Start of Source document

This assignment is due Wednesday, November 13 at 11:59PM.

  1. Goals
  2. Background
  3. Creating and Evaluating Count-based Models of Distributional Semantic Similarity
  4. Programming
  5. Comparison to CBOW
  6. Files

1. Goals

Through this assignment you will:

[Back to Top]

2. Background

Please review the class slides and readings in the textbook on distributional semantics and models. The count-based and word2vec models are to be implemented separately, so that you may do the more extensive coding required for the count-based distributional model in your preferred programming language and then use the Python-based gensim package for the word2vec implementation.

[Back to Top]

3. Creating and Evaluating Count-based Models of Distributional Semantic Similarity

Implement a program to create and evaluate a distributional model of word similarity based on local context term cooccurrence. Your program should:

  1. Read in a corpus that will form the basis of the distributional model and perform basic preprocessing.
    • All words should be lowercase.
    • Punctuation should removed, both from individual words and from the corpus (e.g. "," should not be a word).
      Only alphanumeric (a-z, 0-9) characters should remain.
      Note: in many regex packages, including Python's, \w matches a single alphanumeric character, while \W denotes a single non-alphanumeric character.
  2. For each word in the corpus:
    • Create a vector representation based on word cooccurrence in a specified window around the word.

End of Source document

§ **Exercise task A**:
According to the assignment, when is it due?
§ **Exercise task B**:
List every section heading in the assignment's table of contents.
§ **Exercise task C**:
Please copy out the passage of the assignment starting at "Please review the" and ending at "the word2vec implementation.".

Start of Raw records

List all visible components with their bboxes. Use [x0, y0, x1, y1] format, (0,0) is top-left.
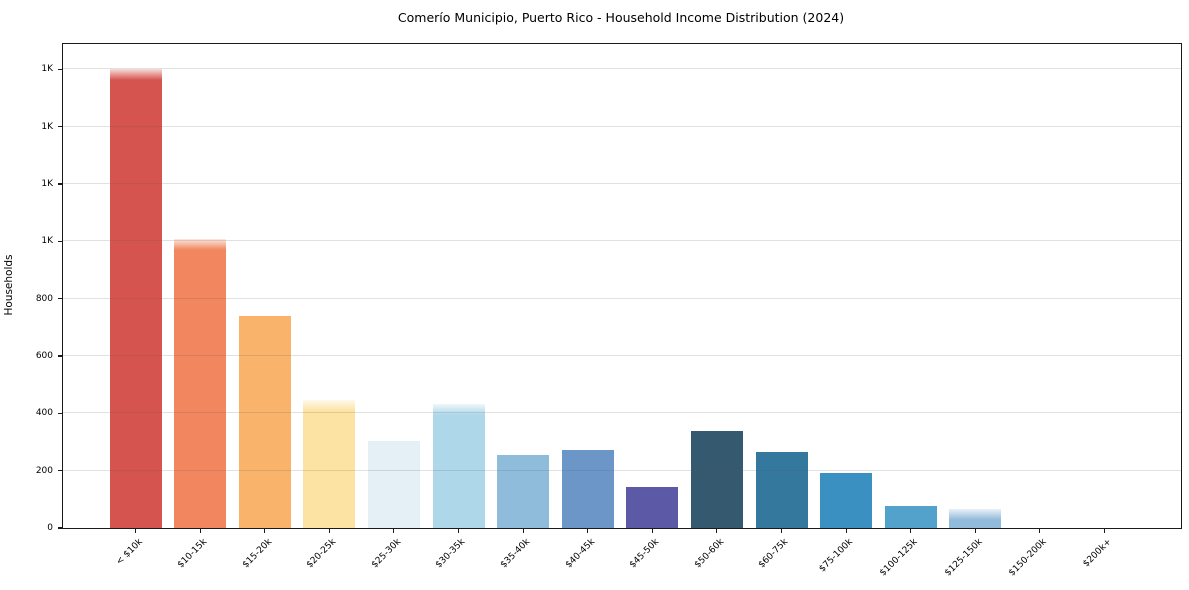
x-tick — [393, 528, 395, 533]
y-tick-label: 400 — [35, 408, 53, 419]
x-tick — [199, 528, 201, 533]
gridline — [63, 297, 1181, 299]
x-tick — [1039, 528, 1041, 533]
y-tick — [58, 183, 63, 185]
y-tick-label: 600 — [35, 350, 53, 361]
x-tick-label: $75-100k — [817, 537, 856, 575]
gridline — [63, 240, 1181, 242]
x-tick — [264, 528, 266, 533]
bar — [690, 430, 743, 528]
x-tick-label: $125-150k — [942, 537, 985, 579]
x-tick-label: $15-20k — [240, 537, 274, 571]
y-axis-label: Households — [3, 254, 15, 316]
y-tick — [58, 527, 63, 529]
x-tick — [780, 528, 783, 533]
gridline — [63, 125, 1181, 127]
bar — [820, 472, 873, 528]
y-tick — [58, 68, 63, 70]
x-tick-label: $45-50k — [628, 537, 662, 571]
x-tick-label: $35-40k — [498, 537, 533, 571]
bar — [949, 509, 1002, 528]
x-tick-label: $150-200k — [1007, 537, 1049, 579]
x-tick — [134, 528, 137, 533]
y-tick-label: 1K — [41, 178, 53, 189]
bar — [174, 239, 227, 528]
chart-title: Comerío Municipio, Puerto Rico - Househo… — [397, 10, 845, 25]
gridline — [63, 354, 1181, 356]
y-tick-label: 1K — [41, 121, 53, 132]
x-tick — [522, 528, 524, 533]
y-tick-label: 800 — [35, 293, 53, 304]
plot-area: 0 200 400 600 800 1K 1K 1K 1K < $10k $10-15k $15-2… — [36, 43, 1182, 578]
y-tick-label: 200 — [35, 465, 53, 476]
x-tick — [587, 528, 589, 533]
bar — [497, 454, 550, 528]
y-tick — [58, 412, 63, 414]
gridline — [63, 182, 1181, 184]
x-tick — [716, 528, 718, 533]
x-tick-label: $200k+ — [1081, 537, 1114, 570]
gridline — [63, 412, 1181, 414]
x-tick-label: < $10k — [114, 537, 145, 568]
y-tick — [58, 125, 63, 128]
y-tick — [58, 240, 63, 242]
y-tick-label: 1K — [41, 64, 53, 75]
bar — [367, 440, 420, 528]
x-tick-label: $20-25k — [305, 537, 339, 571]
bar — [755, 451, 808, 528]
bar — [238, 315, 291, 528]
x-tick — [845, 528, 847, 533]
x-tick — [457, 528, 460, 533]
x-tick — [651, 528, 653, 533]
bar — [626, 487, 679, 528]
gridline — [63, 469, 1181, 471]
bar — [432, 403, 485, 528]
x-tick-label: $10-15k — [175, 537, 210, 571]
bar — [884, 506, 937, 528]
x-tick — [910, 528, 912, 533]
x-tick-label: $60-75k — [757, 537, 791, 571]
y-tick — [58, 298, 63, 300]
bar — [303, 400, 356, 528]
x-tick-labels: < $10k $10-15k $15-20k $20-25k $25-30k $30-35… — [63, 528, 1181, 588]
x-tick-label: $30-35k — [434, 537, 468, 571]
bar — [109, 68, 162, 528]
gridline — [63, 68, 1181, 70]
x-tick — [1103, 528, 1106, 533]
y-tick — [58, 355, 63, 357]
bar — [561, 450, 614, 528]
y-tick-label: 0 — [47, 523, 53, 533]
x-tick-label: $25-30k — [369, 537, 403, 571]
y-tick — [58, 470, 63, 472]
x-tick-label: $100-125k — [878, 537, 920, 579]
x-tick — [974, 528, 976, 533]
x-tick-label: $40-45k — [563, 537, 597, 571]
x-tick — [328, 528, 330, 533]
x-tick-label: $50-60k — [692, 537, 726, 571]
y-tick-label: 1K — [41, 236, 53, 247]
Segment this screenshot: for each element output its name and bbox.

End of Raw records

§ **Exercise response A**:
Wednesday, November 13 at 11:59PM.

§ **Exercise response B**:
1. Goals
2. Background
3. Creating and Evaluating Count-based Models of Distributional Semantic Similarity
4. Programming
5. Comparison to CBOW
6. Files

§ **Exercise response C**:
Please review the class slides and readings in the textbook on distributional semantics and models. The count-based and word2vec models are to be implemented separately, so that you may do the more extensive coding required for the count-based distributional model in your preferred programming language and then use the Python-based gensim package for the word2vec implementation.